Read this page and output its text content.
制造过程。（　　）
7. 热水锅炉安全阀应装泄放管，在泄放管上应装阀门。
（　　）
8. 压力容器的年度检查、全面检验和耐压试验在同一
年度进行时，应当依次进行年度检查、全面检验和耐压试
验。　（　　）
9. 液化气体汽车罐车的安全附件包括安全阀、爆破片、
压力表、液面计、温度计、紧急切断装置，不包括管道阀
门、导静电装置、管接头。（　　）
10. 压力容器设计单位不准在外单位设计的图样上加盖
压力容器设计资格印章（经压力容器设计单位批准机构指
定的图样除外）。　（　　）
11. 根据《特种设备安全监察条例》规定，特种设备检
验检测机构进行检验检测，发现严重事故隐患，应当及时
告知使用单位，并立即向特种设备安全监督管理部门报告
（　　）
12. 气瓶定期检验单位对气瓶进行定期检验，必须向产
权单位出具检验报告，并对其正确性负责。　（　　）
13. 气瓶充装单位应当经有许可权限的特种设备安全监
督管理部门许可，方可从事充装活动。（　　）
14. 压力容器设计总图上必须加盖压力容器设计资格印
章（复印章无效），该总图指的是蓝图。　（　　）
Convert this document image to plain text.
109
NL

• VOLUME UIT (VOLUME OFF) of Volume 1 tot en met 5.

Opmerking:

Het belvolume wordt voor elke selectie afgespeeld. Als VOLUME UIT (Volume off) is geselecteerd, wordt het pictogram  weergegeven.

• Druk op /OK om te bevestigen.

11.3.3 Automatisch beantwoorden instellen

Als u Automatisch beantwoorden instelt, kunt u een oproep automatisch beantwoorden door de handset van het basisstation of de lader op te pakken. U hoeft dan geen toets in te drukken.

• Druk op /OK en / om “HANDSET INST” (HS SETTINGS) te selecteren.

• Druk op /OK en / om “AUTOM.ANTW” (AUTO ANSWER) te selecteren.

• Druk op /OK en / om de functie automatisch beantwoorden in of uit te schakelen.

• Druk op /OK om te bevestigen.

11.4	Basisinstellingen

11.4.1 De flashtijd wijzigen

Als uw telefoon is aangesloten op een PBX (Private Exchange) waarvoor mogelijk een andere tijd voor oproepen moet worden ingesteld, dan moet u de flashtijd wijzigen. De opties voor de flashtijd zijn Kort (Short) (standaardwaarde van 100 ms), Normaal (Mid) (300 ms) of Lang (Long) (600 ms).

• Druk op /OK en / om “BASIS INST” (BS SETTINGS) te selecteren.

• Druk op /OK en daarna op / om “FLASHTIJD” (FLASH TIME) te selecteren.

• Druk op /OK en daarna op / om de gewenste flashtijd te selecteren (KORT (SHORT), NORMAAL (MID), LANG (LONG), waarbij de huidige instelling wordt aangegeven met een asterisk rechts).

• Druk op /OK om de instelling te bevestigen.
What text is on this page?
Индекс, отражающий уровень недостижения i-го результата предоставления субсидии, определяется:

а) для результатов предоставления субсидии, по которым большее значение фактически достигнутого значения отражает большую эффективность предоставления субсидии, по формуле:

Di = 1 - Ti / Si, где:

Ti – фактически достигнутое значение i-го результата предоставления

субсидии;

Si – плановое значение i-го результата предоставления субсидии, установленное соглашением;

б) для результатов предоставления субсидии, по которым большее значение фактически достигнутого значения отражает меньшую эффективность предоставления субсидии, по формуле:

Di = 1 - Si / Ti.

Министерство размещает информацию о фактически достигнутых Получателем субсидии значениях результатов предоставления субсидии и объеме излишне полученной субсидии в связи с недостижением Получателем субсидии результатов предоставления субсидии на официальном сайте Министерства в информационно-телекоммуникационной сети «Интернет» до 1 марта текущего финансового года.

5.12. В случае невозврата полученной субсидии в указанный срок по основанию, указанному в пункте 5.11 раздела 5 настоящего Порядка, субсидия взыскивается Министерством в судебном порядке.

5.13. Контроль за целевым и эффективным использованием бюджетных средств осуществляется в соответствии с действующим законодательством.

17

■ **Problem statement**:
Scan the listing above and copy all lines containing the word "text".

■ **Task solution**:
Read this page and output its text content.
Convert this document image to plain text.
What text is on this page?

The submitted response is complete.